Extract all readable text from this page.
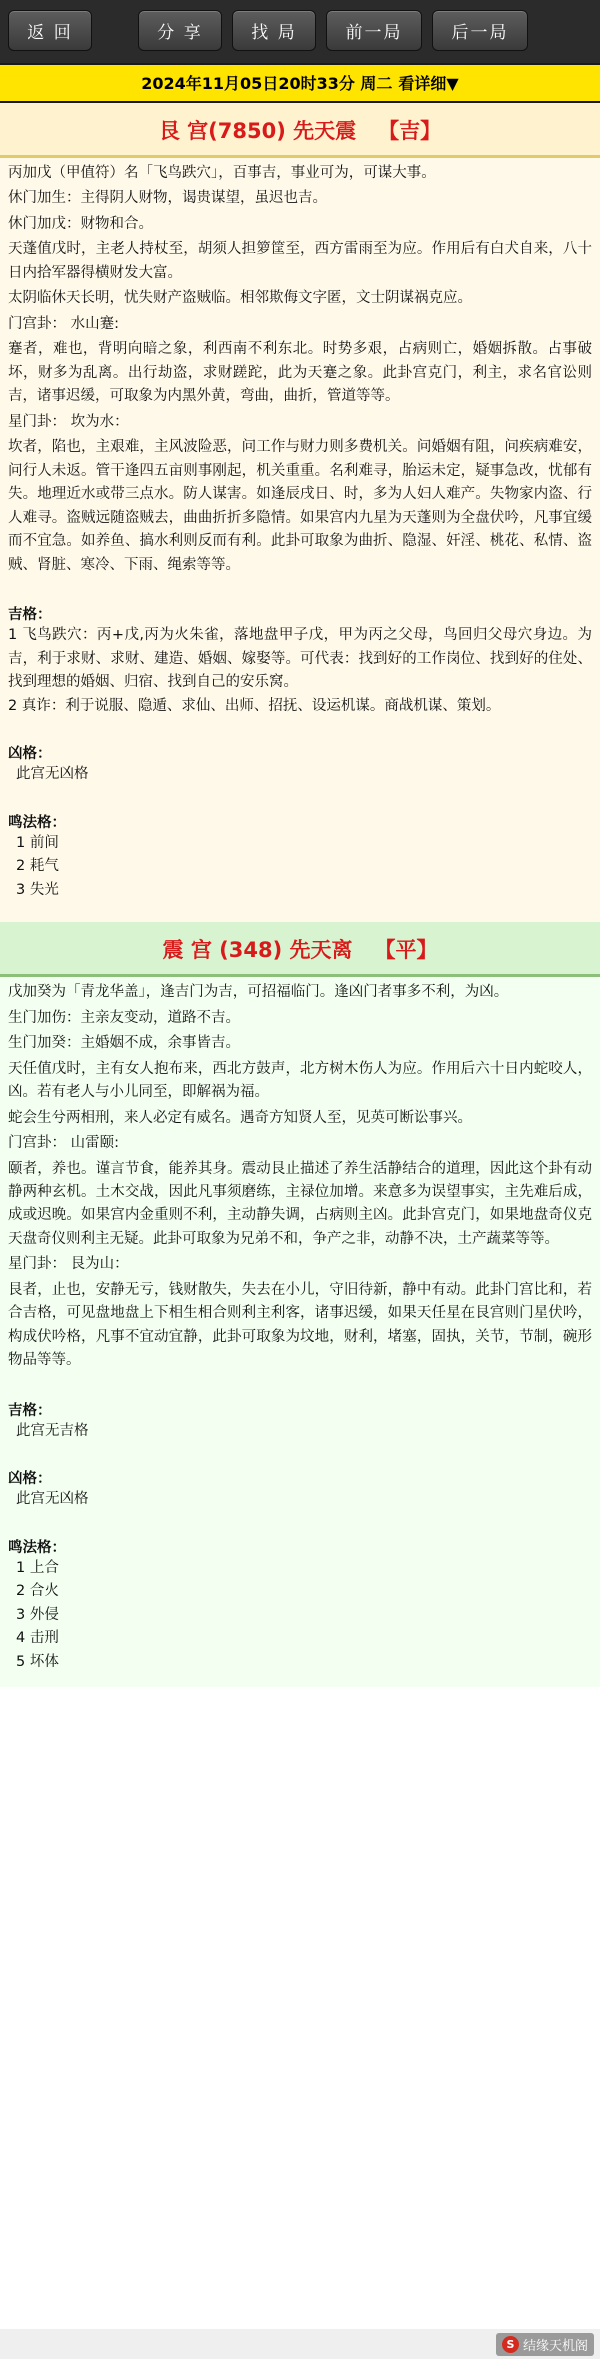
返 回	分 享	找 局	前一局	后一局
2024年11月05日20时33分 周二 看详细▼
艮 宫(7850) 先天震 【吉】

丙加戊（甲值符）名「飞鸟跌穴」，百事吉，事业可为，可谋大事。

休门加生：主得阴人财物，谒贵谋望，虽迟也吉。

休门加戊：财物和合。

天蓬值戊时，主老人持杖至，胡须人担箩筐至，西方雷雨至为应。作用后有白犬自来，八十日内拾军器得横财发大富。

太阴临休天长明，忧失财产盗贼临。相邻欺侮文字匿，文士阴谋祸克应。

门宫卦： 水山蹇:

蹇者，难也，背明向暗之象，利西南不利东北。时势多艰，占病则亡，婚姻拆散。占事破坏，财多为乱离。出行劫盗，求财蹉跎，此为天蹇之象。此卦宫克门，利主，求名官讼则吉，诸事迟缓，可取象为内黑外黄，弯曲，曲折，管道等等。

星门卦： 坎为水：

坎者，陷也，主艰难，主风波险恶，问工作与财力则多费机关。问婚姻有阻，问疾病难安，问行人未返。管干逢四五亩则事刚起，机关重重。名利难寻，胎运未定，疑事急改，忧郁有失。地理近水或带三点水。防人谋害。如逢辰戌日、时，多为人妇人难产。失物家内盗、行人难寻。盗贼远随盗贼去，曲曲折折多隐情。如果宫内九星为天蓬则为全盘伏吟，凡事宜缓而不宜急。如养鱼、搞水利则反而有利。此卦可取象为曲折、隐湿、奸淫、桃花、私情、盗贼、肾脏、寒冷、下雨、绳索等等。

吉格：
1 飞鸟跌穴：丙+戊,丙为火朱雀，落地盘甲子戊，甲为丙之父母，鸟回归父母穴身边。为吉，利于求财、求财、建造、婚姻、嫁娶等。可代表：找到好的工作岗位、找到好的住处、找到理想的婚姻、归宿、找到自己的安乐窝。
2 真诈：利于说服、隐遁、求仙、出师、招抚、设运机谋。商战机谋、策划。
凶格：
此宫无凶格
鸣法格：
1 前间
2 耗气
3 失光
震 宫 (348) 先天离 【平】

戊加癸为「青龙华盖」，逢吉门为吉，可招福临门。逢凶门者事多不利，为凶。

生门加伤：主亲友变动，道路不吉。

生门加癸：主婚姻不成，余事皆吉。

天任值戊时，主有女人抱布来，西北方鼓声，北方树木伤人为应。作用后六十日内蛇咬人，凶。若有老人与小儿同至，即解祸为福。

蛇会生兮两相刑，来人必定有威名。遇奇方知贤人至，见英可断讼事兴。

门宫卦： 山雷颐:

颐者，养也。谨言节食，能养其身。震动艮止描述了养生活静结合的道理，因此这个卦有动静两种玄机。土木交战，因此凡事须磨练，主禄位加增。来意多为误望事实，主先难后成，成或迟晚。如果宫内金重则不利，主动静失调，占病则主凶。此卦宫克门，如果地盘奇仪克天盘奇仪则利主无疑。此卦可取象为兄弟不和，争产之非，动静不决，土产蔬菜等等。

星门卦： 艮为山：

艮者，止也，安静无亏，钱财散失，失去在小儿，守旧待新，静中有动。此卦门宫比和，若合吉格，可见盘地盘上下相生相合则利主利客，诸事迟缓，如果天任星在艮宫则门星伏吟，构成伏吟格，凡事不宜动宜静，此卦可取象为坟地，财利，堵塞，固执，关节，节制，碗形物品等等。

吉格：
此宫无吉格
凶格：
此宫无凶格
鸣法格：
1 上合
2 合火
3 外侵
4 击刑
5 坏体
S 结缘天机阁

· · ·

**YOUR GOAL:**
Retype all entries exactly as they appear, dropping the images.

**ANSWER TO THE TASK:**
Extract all readable text from this page.
返 回	分 享	找 局	前一局	后一局
2024年11月05日20时33分 周二 看详细▼
艮 宫(7850) 先天震 【吉】

丙加戊（甲值符）名「飞鸟跌穴」，百事吉，事业可为，可谋大事。

休门加生：主得阴人财物，谒贵谋望，虽迟也吉。

休门加戊：财物和合。

天蓬值戊时，主老人持杖至，胡须人担箩筐至，西方雷雨至为应。作用后有白犬自来，八十日内拾军器得横财发大富。

太阴临休天长明，忧失财产盗贼临。相邻欺侮文字匿，文士阴谋祸克应。

门宫卦： 水山蹇:

蹇者，难也，背明向暗之象，利西南不利东北。时势多艰，占病则亡，婚姻拆散。占事破坏，财多为乱离。出行劫盗，求财蹉跎，此为天蹇之象。此卦宫克门，利主，求名官讼则吉，诸事迟缓，可取象为内黑外黄，弯曲，曲折，管道等等。

星门卦： 坎为水：

坎者，陷也，主艰难，主风波险恶，问工作与财力则多费机关。问婚姻有阻，问疾病难安，问行人未返。管干逢四五亩则事刚起，机关重重。名利难寻，胎运未定，疑事急改，忧郁有失。地理近水或带三点水。防人谋害。如逢辰戌日、时，多为人妇人难产。失物家内盗、行人难寻。盗贼远随盗贼去，曲曲折折多隐情。如果宫内九星为天蓬则为全盘伏吟，凡事宜缓而不宜急。如养鱼、搞水利则反而有利。此卦可取象为曲折、隐湿、奸淫、桃花、私情、盗贼、肾脏、寒冷、下雨、绳索等等。

吉格：
1 飞鸟跌穴：丙+戊,丙为火朱雀，落地盘甲子戊，甲为丙之父母，鸟回归父母穴身边。为吉，利于求财、求财、建造、婚姻、嫁娶等。可代表：找到好的工作岗位、找到好的住处、找到理想的婚姻、归宿、找到自己的安乐窝。
2 真诈：利于说服、隐遁、求仙、出师、招抚、设运机谋。商战机谋、策划。
凶格：
此宫无凶格
鸣法格：
1 前间
2 耗气
3 失光
震 宫 (348) 先天离 【平】

戊加癸为「青龙华盖」，逢吉门为吉，可招福临门。逢凶门者事多不利，为凶。

生门加伤：主亲友变动，道路不吉。

生门加癸：主婚姻不成，余事皆吉。

天任值戊时，主有女人抱布来，西北方鼓声，北方树木伤人为应。作用后六十日内蛇咬人，凶。若有老人与小儿同至，即解祸为福。

蛇会生兮两相刑，来人必定有威名。遇奇方知贤人至，见英可断讼事兴。

门宫卦： 山雷颐:

颐者，养也。谨言节食，能养其身。震动艮止描述了养生活静结合的道理，因此这个卦有动静两种玄机。土木交战，因此凡事须磨练，主禄位加增。来意多为误望事实，主先难后成，成或迟晚。如果宫内金重则不利，主动静失调，占病则主凶。此卦宫克门，如果地盘奇仪克天盘奇仪则利主无疑。此卦可取象为兄弟不和，争产之非，动静不决，土产蔬菜等等。

星门卦： 艮为山：

艮者，止也，安静无亏，钱财散失，失去在小儿，守旧待新，静中有动。此卦门宫比和，若合吉格，可见盘地盘上下相生相合则利主利客，诸事迟缓，如果天任星在艮宫则门星伏吟，构成伏吟格，凡事不宜动宜静，此卦可取象为坟地，财利，堵塞，固执，关节，节制，碗形物品等等。

吉格：
此宫无吉格
凶格：
此宫无凶格
鸣法格：
1 上合
2 合火
3 外侵
4 击刑
5 坏体
S 结缘天机阁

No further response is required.